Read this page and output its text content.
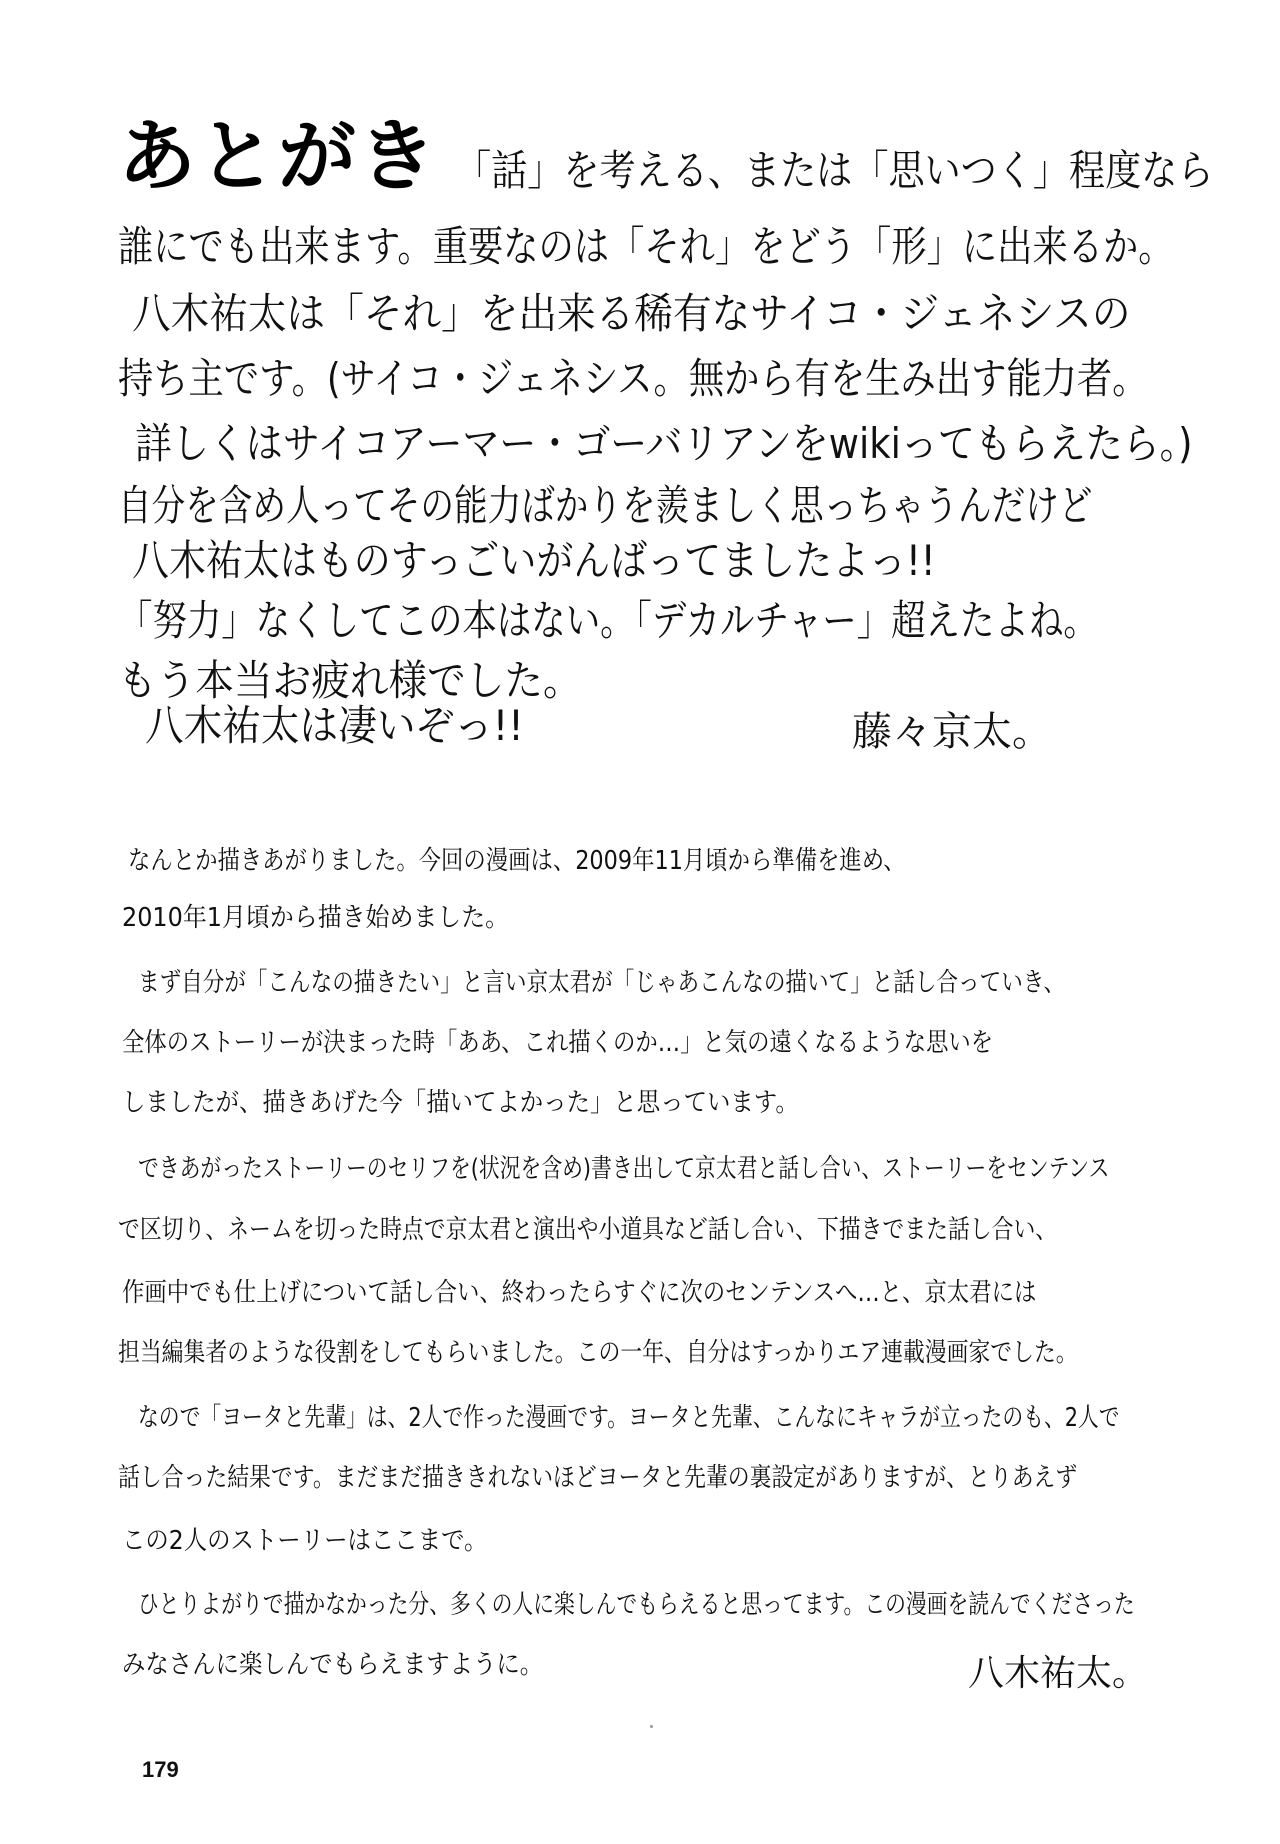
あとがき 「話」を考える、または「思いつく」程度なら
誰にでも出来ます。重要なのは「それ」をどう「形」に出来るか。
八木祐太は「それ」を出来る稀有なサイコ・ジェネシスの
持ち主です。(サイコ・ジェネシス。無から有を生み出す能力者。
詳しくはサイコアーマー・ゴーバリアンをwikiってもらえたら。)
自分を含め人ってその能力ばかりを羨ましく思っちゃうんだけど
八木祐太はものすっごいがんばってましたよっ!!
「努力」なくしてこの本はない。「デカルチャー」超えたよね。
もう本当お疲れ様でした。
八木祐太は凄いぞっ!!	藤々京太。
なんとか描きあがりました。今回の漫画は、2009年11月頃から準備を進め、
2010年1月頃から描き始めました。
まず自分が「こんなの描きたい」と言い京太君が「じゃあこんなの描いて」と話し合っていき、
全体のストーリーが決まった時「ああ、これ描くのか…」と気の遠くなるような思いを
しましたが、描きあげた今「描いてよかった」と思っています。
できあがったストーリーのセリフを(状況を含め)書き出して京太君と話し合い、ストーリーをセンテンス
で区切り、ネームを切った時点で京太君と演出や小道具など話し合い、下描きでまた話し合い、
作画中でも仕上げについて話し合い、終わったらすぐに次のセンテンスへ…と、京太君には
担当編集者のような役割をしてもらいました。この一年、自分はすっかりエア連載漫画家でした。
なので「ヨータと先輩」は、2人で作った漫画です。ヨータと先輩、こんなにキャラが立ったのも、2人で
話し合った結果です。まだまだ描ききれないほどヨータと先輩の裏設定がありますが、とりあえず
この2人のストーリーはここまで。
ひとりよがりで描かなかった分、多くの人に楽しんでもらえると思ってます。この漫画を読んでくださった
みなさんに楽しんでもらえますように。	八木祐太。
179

SET TASK> Do not include images; quote all of the entries above exactly.

ANSWER FOR THIS EXERCISE>
Read this page and output its text content.
あとがき 「話」を考える、または「思いつく」程度なら
誰にでも出来ます。重要なのは「それ」をどう「形」に出来るか。
八木祐太は「それ」を出来る稀有なサイコ・ジェネシスの
持ち主です。(サイコ・ジェネシス。無から有を生み出す能力者。
詳しくはサイコアーマー・ゴーバリアンをwikiってもらえたら。)
自分を含め人ってその能力ばかりを羨ましく思っちゃうんだけど
八木祐太はものすっごいがんばってましたよっ!!
「努力」なくしてこの本はない。「デカルチャー」超えたよね。
もう本当お疲れ様でした。
八木祐太は凄いぞっ!!	藤々京太。
なんとか描きあがりました。今回の漫画は、2009年11月頃から準備を進め、
2010年1月頃から描き始めました。
まず自分が「こんなの描きたい」と言い京太君が「じゃあこんなの描いて」と話し合っていき、
全体のストーリーが決まった時「ああ、これ描くのか…」と気の遠くなるような思いを
しましたが、描きあげた今「描いてよかった」と思っています。
できあがったストーリーのセリフを(状況を含め)書き出して京太君と話し合い、ストーリーをセンテンス
で区切り、ネームを切った時点で京太君と演出や小道具など話し合い、下描きでまた話し合い、
作画中でも仕上げについて話し合い、終わったらすぐに次のセンテンスへ…と、京太君には
担当編集者のような役割をしてもらいました。この一年、自分はすっかりエア連載漫画家でした。
なので「ヨータと先輩」は、2人で作った漫画です。ヨータと先輩、こんなにキャラが立ったのも、2人で
話し合った結果です。まだまだ描ききれないほどヨータと先輩の裏設定がありますが、とりあえず
この2人のストーリーはここまで。
ひとりよがりで描かなかった分、多くの人に楽しんでもらえると思ってます。この漫画を読んでくださった
みなさんに楽しんでもらえますように。	八木祐太。
179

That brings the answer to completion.